» DIRECTIONS FOR THIS TASK:
Will you transcribe the entries that follow, exactly and in full?

--- START DATA FOR THIS TASK ---

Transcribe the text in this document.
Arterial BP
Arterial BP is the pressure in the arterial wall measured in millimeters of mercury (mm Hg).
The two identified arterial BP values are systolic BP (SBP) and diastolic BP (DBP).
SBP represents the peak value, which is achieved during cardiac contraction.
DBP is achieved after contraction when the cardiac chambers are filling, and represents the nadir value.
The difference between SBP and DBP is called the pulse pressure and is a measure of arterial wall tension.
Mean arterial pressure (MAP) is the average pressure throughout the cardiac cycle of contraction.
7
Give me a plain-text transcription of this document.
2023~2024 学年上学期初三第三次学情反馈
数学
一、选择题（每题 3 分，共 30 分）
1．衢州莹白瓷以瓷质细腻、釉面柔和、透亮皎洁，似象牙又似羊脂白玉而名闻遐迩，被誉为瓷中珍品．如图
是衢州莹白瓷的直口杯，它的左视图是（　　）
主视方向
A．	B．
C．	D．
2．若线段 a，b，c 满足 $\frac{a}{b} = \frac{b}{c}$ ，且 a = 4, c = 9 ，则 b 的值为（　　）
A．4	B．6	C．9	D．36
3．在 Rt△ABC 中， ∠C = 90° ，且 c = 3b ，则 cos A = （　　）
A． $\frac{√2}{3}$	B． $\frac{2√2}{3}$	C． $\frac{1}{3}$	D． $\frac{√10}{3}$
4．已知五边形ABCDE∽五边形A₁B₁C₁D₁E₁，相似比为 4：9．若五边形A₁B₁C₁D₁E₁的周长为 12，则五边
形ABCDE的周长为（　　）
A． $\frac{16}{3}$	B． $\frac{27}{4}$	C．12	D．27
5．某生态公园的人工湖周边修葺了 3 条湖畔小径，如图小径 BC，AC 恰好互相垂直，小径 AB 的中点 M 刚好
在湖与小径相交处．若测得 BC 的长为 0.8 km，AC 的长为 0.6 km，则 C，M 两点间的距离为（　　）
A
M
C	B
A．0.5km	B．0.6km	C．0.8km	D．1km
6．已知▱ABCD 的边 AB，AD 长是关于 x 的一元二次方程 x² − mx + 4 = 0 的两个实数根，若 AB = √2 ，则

--- END DATA FOR THIS TASK ---

» EXERCISE RESPONSE:
Transcribe the text in this document.
Arterial BP
Arterial BP is the pressure in the arterial wall measured in millimeters of mercury (mm Hg).
The two identified arterial BP values are systolic BP (SBP) and diastolic BP (DBP).
SBP represents the peak value, which is achieved during cardiac contraction.
DBP is achieved after contraction when the cardiac chambers are filling, and represents the nadir value.
The difference between SBP and DBP is called the pulse pressure and is a measure of arterial wall tension.
Mean arterial pressure (MAP) is the average pressure throughout the cardiac cycle of contraction.
7
Give me a plain-text transcription of this document.
2023~2024 学年上学期初三第三次学情反馈
数学
一、选择题（每题 3 分，共 30 分）
1．衢州莹白瓷以瓷质细腻、釉面柔和、透亮皎洁，似象牙又似羊脂白玉而名闻遐迩，被誉为瓷中珍品．如图
是衢州莹白瓷的直口杯，它的左视图是（　　）
主视方向
A．	B．
C．	D．
2．若线段 a，b，c 满足 $\frac{a}{b} = \frac{b}{c}$ ，且 a = 4, c = 9 ，则 b 的值为（　　）
A．4	B．6	C．9	D．36
3．在 Rt△ABC 中， ∠C = 90° ，且 c = 3b ，则 cos A = （　　）
A． $\frac{√2}{3}$	B． $\frac{2√2}{3}$	C． $\frac{1}{3}$	D． $\frac{√10}{3}$
4．已知五边形ABCDE∽五边形A₁B₁C₁D₁E₁，相似比为 4：9．若五边形A₁B₁C₁D₁E₁的周长为 12，则五边
形ABCDE的周长为（　　）
A． $\frac{16}{3}$	B． $\frac{27}{4}$	C．12	D．27
5．某生态公园的人工湖周边修葺了 3 条湖畔小径，如图小径 BC，AC 恰好互相垂直，小径 AB 的中点 M 刚好
在湖与小径相交处．若测得 BC 的长为 0.8 km，AC 的长为 0.6 km，则 C，M 两点间的距离为（　　）
A
M
C	B
A．0.5km	B．0.6km	C．0.8km	D．1km
6．已知▱ABCD 的边 AB，AD 长是关于 x 的一元二次方程 x² − mx + 4 = 0 的两个实数根，若 AB = √2 ，则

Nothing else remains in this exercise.